• **Short task**
Reply with one number: the count of lines in the records below that hold "writing".

• **Data for the task**
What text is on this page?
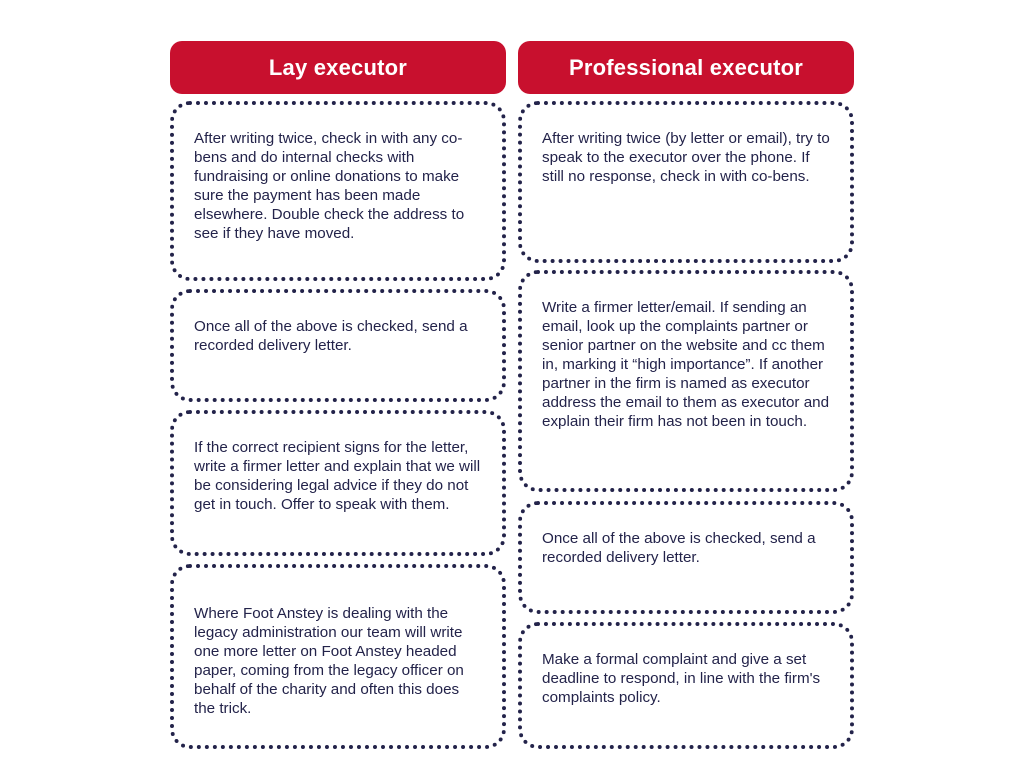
Lay executor

After writing twice, check in with any co-bens and do internal checks with fundraising or online donations to make sure the payment has been made elsewhere. Double check the address to see if they have moved.

Once all of the above is checked, send a recorded delivery letter.

If the correct recipient signs for the letter, write a firmer letter and explain that we will be considering legal advice if they do not get in touch. Offer to speak with them.

Where Foot Anstey is dealing with the legacy administration our team will write one more letter on Foot Anstey headed paper, coming from the legacy officer on behalf of the charity and often this does the trick.

Professional executor

After writing twice (by letter or email), try to speak to the executor over the phone. If still no response, check in with co-bens.

Write a firmer letter/email. If sending an email, look up the complaints partner or senior partner on the website and cc them in, marking it “high importance”. If another partner in the firm is named as executor address the email to them as executor and explain their firm has not been in touch.

Once all of the above is checked, send a recorded delivery letter.

Make a formal complaint and give a set deadline to respond, in line with the firm's complaints policy.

• **The answer**
2